BEGIN Records for processing

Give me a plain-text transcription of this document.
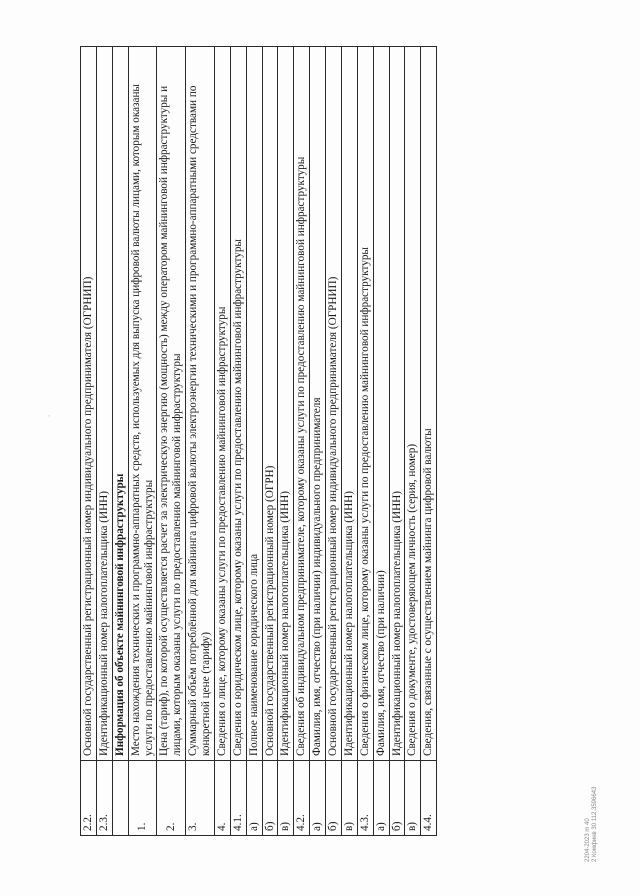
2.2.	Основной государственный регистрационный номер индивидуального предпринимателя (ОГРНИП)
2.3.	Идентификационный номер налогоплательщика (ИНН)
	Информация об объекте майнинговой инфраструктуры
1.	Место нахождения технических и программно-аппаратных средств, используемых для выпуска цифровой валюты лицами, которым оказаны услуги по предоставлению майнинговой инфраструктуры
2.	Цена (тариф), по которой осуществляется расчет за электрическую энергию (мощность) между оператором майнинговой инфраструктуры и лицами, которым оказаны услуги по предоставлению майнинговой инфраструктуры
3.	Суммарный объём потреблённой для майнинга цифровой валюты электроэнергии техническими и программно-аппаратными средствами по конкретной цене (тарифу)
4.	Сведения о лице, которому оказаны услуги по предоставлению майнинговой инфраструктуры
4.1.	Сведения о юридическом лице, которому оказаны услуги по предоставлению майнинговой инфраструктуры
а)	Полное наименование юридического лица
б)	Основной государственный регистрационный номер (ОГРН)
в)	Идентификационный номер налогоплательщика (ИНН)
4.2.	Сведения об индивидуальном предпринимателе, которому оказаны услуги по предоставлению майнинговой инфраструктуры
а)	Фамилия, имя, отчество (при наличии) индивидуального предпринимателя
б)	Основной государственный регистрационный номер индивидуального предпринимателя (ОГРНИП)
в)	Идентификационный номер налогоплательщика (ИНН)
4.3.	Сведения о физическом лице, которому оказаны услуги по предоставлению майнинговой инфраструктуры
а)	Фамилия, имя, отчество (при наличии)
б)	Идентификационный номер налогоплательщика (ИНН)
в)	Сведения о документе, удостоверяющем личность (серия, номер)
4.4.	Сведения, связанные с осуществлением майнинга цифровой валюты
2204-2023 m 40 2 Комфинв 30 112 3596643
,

END Records for processing
BEGIN Records for processing

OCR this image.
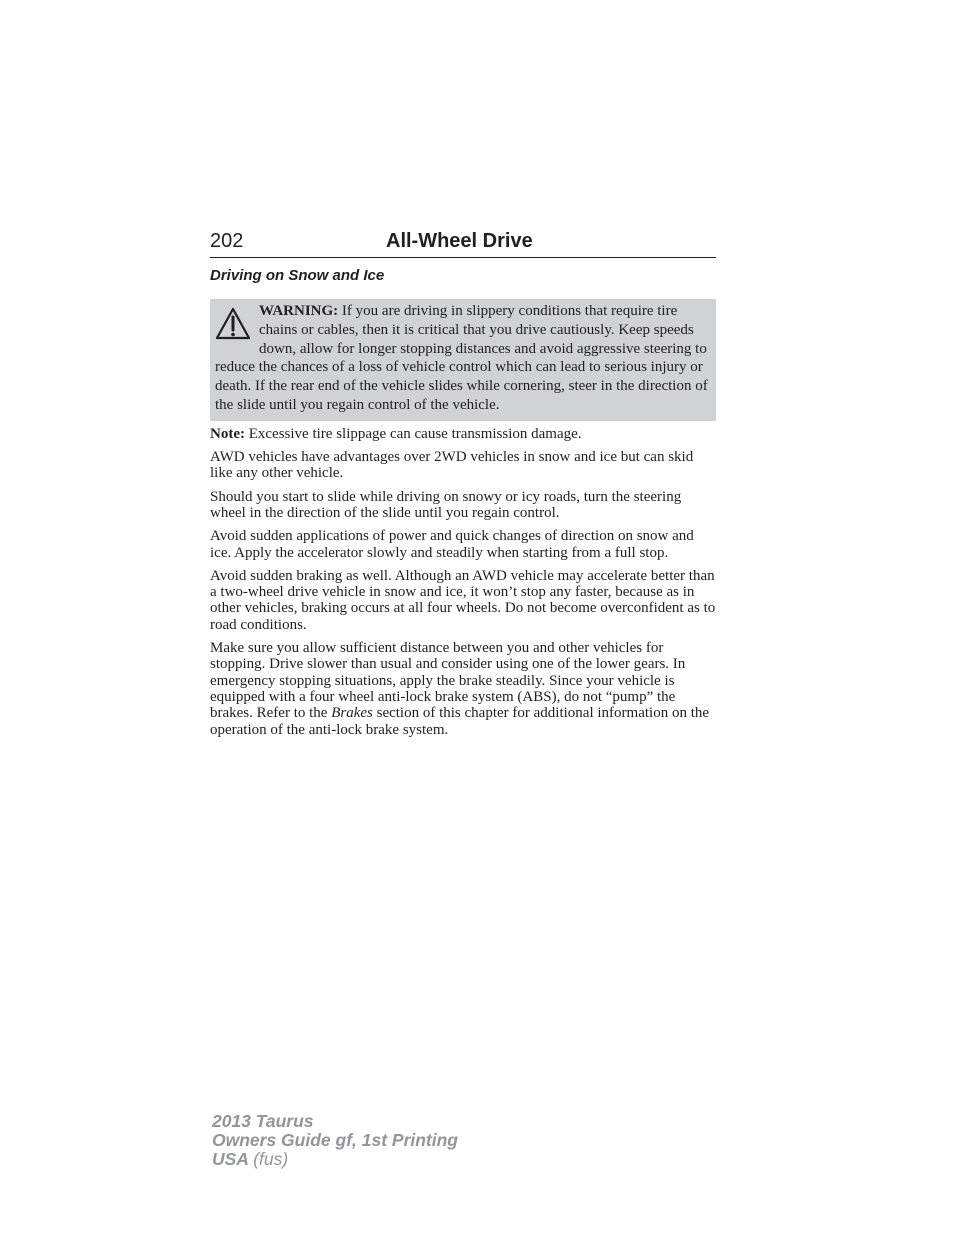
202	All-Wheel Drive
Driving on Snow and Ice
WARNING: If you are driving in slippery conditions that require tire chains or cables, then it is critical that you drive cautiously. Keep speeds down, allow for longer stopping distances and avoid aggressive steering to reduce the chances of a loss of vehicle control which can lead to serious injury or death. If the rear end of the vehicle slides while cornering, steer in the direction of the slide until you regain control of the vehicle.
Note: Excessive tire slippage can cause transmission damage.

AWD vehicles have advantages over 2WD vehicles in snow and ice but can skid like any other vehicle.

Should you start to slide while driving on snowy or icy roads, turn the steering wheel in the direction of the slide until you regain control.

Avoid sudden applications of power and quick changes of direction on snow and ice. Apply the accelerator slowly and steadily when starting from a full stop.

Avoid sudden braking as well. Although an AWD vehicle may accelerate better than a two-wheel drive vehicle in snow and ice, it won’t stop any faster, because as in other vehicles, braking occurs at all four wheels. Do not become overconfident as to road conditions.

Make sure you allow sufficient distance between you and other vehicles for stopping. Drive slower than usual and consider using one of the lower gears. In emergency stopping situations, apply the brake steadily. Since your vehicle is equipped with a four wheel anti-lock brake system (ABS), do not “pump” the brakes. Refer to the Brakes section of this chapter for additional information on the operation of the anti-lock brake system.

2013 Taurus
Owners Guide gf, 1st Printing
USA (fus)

END Records for processing
BEGIN Records for processing

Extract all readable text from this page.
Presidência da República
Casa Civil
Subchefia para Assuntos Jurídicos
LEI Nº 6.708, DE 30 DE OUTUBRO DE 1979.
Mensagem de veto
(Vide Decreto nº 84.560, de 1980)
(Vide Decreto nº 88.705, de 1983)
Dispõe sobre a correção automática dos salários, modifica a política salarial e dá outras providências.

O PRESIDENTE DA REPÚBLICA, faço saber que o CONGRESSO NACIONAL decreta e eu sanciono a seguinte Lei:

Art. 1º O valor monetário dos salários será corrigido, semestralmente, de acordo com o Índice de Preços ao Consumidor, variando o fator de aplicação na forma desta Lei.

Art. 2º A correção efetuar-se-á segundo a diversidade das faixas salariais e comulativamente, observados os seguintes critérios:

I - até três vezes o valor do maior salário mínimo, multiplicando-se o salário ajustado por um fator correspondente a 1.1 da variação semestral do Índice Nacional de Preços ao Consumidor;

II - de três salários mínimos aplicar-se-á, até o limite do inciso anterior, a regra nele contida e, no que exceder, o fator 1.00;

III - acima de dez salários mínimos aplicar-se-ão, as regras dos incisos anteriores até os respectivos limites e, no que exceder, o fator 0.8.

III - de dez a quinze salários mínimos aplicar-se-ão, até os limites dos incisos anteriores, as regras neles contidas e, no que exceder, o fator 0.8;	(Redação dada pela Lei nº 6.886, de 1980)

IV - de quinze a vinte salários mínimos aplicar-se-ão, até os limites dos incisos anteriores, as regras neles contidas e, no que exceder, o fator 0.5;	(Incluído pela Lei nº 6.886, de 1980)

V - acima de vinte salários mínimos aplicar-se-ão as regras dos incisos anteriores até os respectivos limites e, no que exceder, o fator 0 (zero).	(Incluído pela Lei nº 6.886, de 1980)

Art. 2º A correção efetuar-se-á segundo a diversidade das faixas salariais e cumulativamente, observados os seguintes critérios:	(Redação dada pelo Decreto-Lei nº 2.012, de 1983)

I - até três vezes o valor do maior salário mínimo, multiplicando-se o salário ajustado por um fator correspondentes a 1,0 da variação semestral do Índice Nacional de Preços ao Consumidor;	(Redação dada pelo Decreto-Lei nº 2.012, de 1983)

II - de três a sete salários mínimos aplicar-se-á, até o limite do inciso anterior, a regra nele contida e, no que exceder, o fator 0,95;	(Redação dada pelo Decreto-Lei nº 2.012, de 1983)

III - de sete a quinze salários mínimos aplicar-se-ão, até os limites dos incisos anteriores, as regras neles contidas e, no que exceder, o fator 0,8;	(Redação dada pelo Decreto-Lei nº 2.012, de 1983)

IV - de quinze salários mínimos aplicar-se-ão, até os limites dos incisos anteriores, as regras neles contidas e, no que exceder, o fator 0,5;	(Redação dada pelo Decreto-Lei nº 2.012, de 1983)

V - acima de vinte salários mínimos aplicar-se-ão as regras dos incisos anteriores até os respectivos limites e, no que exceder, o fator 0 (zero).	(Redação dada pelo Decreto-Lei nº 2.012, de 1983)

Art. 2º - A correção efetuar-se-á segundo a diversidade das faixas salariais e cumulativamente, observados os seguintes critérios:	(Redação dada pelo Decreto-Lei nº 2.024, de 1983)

END Records for processing

Directions for this task:
Copy out all lines where the word "vezes" appears.

Written response:
I - até três vezes o valor do maior salário mínimo, multiplicando-se o salário ajustado por um fator correspondente a 1.1 da variação semestral do Índice Nacional de Preços ao Consumidor;
I - até três vezes o valor do maior salário mínimo, multiplicando-se o salário ajustado por um fator correspondentes a 1,0 da variação semestral do Índice Nacional de Preços ao Consumidor;	(Redação dada pelo Decreto-Lei nº 2.012, de 1983)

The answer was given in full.